**WRITTEN EXERCISE**
Extract every line that contains the string "Britain".

**THE DATA**
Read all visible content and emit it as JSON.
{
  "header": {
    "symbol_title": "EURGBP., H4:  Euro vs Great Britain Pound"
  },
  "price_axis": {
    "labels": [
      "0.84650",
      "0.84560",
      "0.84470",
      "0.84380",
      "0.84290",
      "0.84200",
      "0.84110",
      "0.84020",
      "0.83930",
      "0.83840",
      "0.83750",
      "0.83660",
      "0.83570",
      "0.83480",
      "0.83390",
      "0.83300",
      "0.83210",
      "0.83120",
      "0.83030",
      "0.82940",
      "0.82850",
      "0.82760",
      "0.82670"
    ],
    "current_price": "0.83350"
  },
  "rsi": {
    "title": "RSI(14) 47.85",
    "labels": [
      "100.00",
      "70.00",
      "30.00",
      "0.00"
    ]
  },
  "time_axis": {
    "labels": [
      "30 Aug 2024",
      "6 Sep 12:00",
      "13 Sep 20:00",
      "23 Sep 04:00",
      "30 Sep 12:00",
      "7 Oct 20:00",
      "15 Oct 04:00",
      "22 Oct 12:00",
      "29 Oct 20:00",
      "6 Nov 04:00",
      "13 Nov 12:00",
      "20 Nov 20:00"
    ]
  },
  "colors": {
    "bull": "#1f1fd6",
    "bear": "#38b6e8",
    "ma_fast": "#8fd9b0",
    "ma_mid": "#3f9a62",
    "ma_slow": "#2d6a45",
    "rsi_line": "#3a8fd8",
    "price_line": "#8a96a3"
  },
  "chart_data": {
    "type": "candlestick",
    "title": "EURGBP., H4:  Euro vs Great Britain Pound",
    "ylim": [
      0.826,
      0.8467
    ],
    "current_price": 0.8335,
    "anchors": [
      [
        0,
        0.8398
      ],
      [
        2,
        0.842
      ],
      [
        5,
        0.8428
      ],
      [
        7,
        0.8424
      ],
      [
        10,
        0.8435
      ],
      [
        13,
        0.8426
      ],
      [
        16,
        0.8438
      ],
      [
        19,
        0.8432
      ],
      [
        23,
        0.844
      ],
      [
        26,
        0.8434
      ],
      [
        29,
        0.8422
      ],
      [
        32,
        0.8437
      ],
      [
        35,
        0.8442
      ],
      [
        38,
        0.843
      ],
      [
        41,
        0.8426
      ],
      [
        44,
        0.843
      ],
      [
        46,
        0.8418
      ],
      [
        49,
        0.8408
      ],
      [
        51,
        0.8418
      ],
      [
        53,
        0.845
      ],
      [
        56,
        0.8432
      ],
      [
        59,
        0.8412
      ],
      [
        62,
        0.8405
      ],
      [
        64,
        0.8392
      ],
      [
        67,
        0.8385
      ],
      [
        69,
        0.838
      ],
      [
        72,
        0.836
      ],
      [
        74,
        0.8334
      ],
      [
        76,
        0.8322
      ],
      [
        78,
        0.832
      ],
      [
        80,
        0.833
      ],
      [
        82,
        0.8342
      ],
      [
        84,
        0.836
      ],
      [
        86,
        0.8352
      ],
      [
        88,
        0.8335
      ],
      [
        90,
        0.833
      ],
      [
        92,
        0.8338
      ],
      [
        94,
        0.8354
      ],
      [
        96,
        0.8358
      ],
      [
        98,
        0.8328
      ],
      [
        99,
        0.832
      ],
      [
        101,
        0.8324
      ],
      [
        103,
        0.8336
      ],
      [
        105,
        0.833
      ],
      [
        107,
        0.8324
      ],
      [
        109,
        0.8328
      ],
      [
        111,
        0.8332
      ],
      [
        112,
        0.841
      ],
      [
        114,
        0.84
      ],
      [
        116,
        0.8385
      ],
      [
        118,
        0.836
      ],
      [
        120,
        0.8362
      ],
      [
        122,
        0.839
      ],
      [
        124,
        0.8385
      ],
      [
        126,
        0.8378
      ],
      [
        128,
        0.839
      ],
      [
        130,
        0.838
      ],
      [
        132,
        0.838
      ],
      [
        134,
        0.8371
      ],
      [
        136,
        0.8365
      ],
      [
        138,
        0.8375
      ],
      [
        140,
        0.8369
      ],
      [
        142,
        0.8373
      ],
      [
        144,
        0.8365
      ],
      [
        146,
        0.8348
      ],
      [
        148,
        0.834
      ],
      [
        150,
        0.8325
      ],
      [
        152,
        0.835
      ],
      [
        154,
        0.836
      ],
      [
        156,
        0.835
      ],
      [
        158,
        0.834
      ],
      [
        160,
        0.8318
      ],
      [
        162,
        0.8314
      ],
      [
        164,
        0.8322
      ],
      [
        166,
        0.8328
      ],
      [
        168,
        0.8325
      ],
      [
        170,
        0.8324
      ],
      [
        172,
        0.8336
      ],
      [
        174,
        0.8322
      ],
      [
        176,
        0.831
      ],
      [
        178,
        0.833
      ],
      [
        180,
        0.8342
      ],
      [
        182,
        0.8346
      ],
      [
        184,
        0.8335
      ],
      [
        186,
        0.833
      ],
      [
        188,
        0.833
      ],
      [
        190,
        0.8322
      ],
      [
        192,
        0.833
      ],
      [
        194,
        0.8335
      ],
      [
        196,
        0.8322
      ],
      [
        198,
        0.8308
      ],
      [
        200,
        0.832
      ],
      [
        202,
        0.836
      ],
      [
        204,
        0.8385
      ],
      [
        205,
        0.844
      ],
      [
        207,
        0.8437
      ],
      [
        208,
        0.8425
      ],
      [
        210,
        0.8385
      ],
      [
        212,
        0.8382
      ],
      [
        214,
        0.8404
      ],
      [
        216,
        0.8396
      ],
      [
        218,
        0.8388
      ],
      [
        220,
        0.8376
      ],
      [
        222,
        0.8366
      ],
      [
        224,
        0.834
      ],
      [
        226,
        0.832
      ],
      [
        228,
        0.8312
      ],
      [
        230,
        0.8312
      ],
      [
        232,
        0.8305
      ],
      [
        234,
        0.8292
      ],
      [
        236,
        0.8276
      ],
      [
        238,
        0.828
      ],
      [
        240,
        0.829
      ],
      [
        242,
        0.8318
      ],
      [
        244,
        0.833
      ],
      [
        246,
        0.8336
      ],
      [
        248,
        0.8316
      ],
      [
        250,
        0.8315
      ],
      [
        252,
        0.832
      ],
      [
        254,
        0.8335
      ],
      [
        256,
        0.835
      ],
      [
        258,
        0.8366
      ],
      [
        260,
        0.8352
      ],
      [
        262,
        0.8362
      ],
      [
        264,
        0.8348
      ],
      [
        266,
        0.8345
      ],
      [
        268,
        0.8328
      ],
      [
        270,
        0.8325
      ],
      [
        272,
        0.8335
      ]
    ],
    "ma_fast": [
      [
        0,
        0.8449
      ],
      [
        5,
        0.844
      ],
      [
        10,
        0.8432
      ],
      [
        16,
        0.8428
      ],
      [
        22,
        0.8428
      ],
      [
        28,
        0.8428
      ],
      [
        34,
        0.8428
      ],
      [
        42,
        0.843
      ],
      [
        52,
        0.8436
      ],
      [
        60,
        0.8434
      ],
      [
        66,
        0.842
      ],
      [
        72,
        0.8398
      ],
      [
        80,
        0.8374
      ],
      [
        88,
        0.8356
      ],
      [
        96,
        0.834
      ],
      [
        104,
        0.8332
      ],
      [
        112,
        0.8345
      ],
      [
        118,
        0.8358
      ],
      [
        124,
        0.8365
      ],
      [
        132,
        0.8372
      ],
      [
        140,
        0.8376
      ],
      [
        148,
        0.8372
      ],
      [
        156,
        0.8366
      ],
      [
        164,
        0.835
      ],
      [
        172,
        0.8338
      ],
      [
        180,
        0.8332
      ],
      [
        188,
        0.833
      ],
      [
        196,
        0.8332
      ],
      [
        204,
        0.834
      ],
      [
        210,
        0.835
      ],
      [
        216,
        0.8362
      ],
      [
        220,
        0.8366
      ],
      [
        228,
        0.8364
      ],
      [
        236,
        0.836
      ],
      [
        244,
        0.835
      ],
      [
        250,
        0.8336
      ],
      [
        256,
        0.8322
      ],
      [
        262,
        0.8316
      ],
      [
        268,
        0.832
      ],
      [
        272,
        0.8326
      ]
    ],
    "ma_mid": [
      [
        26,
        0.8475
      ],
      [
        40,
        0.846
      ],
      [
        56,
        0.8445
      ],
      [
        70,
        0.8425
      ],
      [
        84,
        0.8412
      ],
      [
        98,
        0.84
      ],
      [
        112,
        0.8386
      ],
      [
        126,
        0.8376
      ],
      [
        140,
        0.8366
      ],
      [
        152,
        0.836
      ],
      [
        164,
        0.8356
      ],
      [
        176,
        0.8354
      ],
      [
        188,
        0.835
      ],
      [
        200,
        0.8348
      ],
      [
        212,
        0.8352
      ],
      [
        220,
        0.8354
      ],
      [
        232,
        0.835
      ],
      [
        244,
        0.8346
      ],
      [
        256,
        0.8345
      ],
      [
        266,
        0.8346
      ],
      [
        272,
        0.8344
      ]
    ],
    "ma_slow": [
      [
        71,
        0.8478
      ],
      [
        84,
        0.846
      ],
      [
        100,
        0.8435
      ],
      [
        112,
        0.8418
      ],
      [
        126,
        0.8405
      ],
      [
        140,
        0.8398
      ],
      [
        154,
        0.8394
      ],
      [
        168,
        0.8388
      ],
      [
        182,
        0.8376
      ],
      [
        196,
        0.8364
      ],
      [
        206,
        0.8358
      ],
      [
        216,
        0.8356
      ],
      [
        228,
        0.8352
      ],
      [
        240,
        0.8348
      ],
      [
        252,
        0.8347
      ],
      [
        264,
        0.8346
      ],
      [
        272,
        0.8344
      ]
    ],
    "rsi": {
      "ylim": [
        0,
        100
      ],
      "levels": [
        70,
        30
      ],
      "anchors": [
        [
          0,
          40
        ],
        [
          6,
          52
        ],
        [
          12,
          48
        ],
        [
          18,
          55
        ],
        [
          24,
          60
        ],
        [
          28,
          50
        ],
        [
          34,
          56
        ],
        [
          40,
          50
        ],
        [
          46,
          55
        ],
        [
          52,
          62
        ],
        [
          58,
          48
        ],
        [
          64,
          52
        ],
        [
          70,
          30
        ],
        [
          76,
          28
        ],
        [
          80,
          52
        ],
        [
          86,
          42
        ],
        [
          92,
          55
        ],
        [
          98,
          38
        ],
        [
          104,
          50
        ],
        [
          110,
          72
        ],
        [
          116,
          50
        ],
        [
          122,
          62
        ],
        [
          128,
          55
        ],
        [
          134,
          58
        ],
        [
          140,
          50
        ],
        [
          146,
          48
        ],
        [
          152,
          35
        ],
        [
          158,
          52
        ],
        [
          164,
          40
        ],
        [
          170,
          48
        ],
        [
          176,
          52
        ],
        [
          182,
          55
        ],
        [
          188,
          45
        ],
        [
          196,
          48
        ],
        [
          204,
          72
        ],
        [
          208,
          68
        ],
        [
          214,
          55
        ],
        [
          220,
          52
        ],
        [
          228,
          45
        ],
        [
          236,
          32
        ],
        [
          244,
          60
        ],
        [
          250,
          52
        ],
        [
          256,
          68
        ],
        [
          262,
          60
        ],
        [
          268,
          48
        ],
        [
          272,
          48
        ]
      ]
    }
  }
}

**THE COMPLETED TASK**
    "symbol_title": "EURGBP., H4:  Euro vs Great Britain Pound"
    "title": "EURGBP., H4:  Euro vs Great Britain Pound",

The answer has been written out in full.